● TASK BRIEF
Please repeat all of the listing exactly.

□ □ □ □ □

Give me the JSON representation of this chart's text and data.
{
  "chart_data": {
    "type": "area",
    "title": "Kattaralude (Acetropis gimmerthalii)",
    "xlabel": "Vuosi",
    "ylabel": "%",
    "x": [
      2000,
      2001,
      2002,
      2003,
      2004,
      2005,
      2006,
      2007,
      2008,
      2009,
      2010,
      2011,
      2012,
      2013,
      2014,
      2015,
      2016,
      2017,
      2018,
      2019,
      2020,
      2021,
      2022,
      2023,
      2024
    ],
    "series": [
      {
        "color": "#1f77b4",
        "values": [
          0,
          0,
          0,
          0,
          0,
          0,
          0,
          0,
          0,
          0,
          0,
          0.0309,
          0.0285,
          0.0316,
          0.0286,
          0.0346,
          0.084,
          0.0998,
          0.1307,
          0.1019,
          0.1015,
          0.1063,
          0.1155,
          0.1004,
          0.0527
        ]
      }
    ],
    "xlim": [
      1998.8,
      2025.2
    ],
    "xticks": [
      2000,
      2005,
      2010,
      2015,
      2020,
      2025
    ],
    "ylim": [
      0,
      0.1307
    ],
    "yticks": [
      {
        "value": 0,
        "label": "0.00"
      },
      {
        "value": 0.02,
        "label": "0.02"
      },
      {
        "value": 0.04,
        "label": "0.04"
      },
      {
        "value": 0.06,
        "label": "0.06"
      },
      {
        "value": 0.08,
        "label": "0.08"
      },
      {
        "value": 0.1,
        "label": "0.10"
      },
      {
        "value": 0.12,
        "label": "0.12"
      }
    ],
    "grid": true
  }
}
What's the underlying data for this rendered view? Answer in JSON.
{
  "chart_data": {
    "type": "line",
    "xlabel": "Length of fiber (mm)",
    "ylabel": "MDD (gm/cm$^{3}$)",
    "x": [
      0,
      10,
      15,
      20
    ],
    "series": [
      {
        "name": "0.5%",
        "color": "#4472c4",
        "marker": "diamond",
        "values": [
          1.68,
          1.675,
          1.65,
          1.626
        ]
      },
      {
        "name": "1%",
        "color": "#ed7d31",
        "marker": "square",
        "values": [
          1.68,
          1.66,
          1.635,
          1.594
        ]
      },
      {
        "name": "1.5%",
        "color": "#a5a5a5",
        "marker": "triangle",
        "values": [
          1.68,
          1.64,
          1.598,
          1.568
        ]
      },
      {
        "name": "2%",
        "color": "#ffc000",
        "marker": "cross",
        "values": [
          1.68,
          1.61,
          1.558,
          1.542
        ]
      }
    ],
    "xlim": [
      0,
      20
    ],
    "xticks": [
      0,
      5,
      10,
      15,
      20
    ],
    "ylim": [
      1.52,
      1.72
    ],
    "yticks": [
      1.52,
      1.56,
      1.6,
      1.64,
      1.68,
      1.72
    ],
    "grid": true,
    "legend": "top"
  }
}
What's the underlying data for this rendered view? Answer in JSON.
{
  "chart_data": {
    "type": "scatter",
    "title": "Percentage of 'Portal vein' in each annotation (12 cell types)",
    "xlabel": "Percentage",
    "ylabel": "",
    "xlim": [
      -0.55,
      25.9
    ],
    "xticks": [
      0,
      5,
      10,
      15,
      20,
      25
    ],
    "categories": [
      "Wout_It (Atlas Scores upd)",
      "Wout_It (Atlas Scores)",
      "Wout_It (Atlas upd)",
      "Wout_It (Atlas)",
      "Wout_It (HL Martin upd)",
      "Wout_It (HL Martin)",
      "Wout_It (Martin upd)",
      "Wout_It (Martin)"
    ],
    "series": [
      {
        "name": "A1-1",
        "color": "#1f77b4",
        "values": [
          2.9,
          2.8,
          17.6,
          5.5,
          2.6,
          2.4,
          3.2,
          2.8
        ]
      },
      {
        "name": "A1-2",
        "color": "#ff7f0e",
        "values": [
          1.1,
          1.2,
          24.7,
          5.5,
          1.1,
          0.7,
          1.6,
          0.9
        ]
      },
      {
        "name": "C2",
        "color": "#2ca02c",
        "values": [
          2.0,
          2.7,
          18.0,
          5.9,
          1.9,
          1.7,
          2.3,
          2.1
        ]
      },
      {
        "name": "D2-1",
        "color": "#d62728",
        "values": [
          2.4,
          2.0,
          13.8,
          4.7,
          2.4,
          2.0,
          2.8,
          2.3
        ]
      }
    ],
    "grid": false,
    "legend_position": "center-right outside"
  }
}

□ □ □ □ □

● TASK ANSWER
Give me the JSON representation of this chart's text and data.
{
  "chart_data": {
    "type": "area",
    "title": "Kattaralude (Acetropis gimmerthalii)",
    "xlabel": "Vuosi",
    "ylabel": "%",
    "x": [
      2000,
      2001,
      2002,
      2003,
      2004,
      2005,
      2006,
      2007,
      2008,
      2009,
      2010,
      2011,
      2012,
      2013,
      2014,
      2015,
      2016,
      2017,
      2018,
      2019,
      2020,
      2021,
      2022,
      2023,
      2024
    ],
    "series": [
      {
        "color": "#1f77b4",
        "values": [
          0,
          0,
          0,
          0,
          0,
          0,
          0,
          0,
          0,
          0,
          0,
          0.0309,
          0.0285,
          0.0316,
          0.0286,
          0.0346,
          0.084,
          0.0998,
          0.1307,
          0.1019,
          0.1015,
          0.1063,
          0.1155,
          0.1004,
          0.0527
        ]
      }
    ],
    "xlim": [
      1998.8,
      2025.2
    ],
    "xticks": [
      2000,
      2005,
      2010,
      2015,
      2020,
      2025
    ],
    "ylim": [
      0,
      0.1307
    ],
    "yticks": [
      {
        "value": 0,
        "label": "0.00"
      },
      {
        "value": 0.02,
        "label": "0.02"
      },
      {
        "value": 0.04,
        "label": "0.04"
      },
      {
        "value": 0.06,
        "label": "0.06"
      },
      {
        "value": 0.08,
        "label": "0.08"
      },
      {
        "value": 0.1,
        "label": "0.10"
      },
      {
        "value": 0.12,
        "label": "0.12"
      }
    ],
    "grid": true
  }
}
What's the underlying data for this rendered view? Answer in JSON.
{
  "chart_data": {
    "type": "line",
    "xlabel": "Length of fiber (mm)",
    "ylabel": "MDD (gm/cm$^{3}$)",
    "x": [
      0,
      10,
      15,
      20
    ],
    "series": [
      {
        "name": "0.5%",
        "color": "#4472c4",
        "marker": "diamond",
        "values": [
          1.68,
          1.675,
          1.65,
          1.626
        ]
      },
      {
        "name": "1%",
        "color": "#ed7d31",
        "marker": "square",
        "values": [
          1.68,
          1.66,
          1.635,
          1.594
        ]
      },
      {
        "name": "1.5%",
        "color": "#a5a5a5",
        "marker": "triangle",
        "values": [
          1.68,
          1.64,
          1.598,
          1.568
        ]
      },
      {
        "name": "2%",
        "color": "#ffc000",
        "marker": "cross",
        "values": [
          1.68,
          1.61,
          1.558,
          1.542
        ]
      }
    ],
    "xlim": [
      0,
      20
    ],
    "xticks": [
      0,
      5,
      10,
      15,
      20
    ],
    "ylim": [
      1.52,
      1.72
    ],
    "yticks": [
      1.52,
      1.56,
      1.6,
      1.64,
      1.68,
      1.72
    ],
    "grid": true,
    "legend": "top"
  }
}
What's the underlying data for this rendered view? Answer in JSON.
{
  "chart_data": {
    "type": "scatter",
    "title": "Percentage of 'Portal vein' in each annotation (12 cell types)",
    "xlabel": "Percentage",
    "ylabel": "",
    "xlim": [
      -0.55,
      25.9
    ],
    "xticks": [
      0,
      5,
      10,
      15,
      20,
      25
    ],
    "categories": [
      "Wout_It (Atlas Scores upd)",
      "Wout_It (Atlas Scores)",
      "Wout_It (Atlas upd)",
      "Wout_It (Atlas)",
      "Wout_It (HL Martin upd)",
      "Wout_It (HL Martin)",
      "Wout_It (Martin upd)",
      "Wout_It (Martin)"
    ],
    "series": [
      {
        "name": "A1-1",
        "color": "#1f77b4",
        "values": [
          2.9,
          2.8,
          17.6,
          5.5,
          2.6,
          2.4,
          3.2,
          2.8
        ]
      },
      {
        "name": "A1-2",
        "color": "#ff7f0e",
        "values": [
          1.1,
          1.2,
          24.7,
          5.5,
          1.1,
          0.7,
          1.6,
          0.9
        ]
      },
      {
        "name": "C2",
        "color": "#2ca02c",
        "values": [
          2.0,
          2.7,
          18.0,
          5.9,
          1.9,
          1.7,
          2.3,
          2.1
        ]
      },
      {
        "name": "D2-1",
        "color": "#d62728",
        "values": [
          2.4,
          2.0,
          13.8,
          4.7,
          2.4,
          2.0,
          2.8,
          2.3
        ]
      }
    ],
    "grid": false,
    "legend_position": "center-right outside"
  }
}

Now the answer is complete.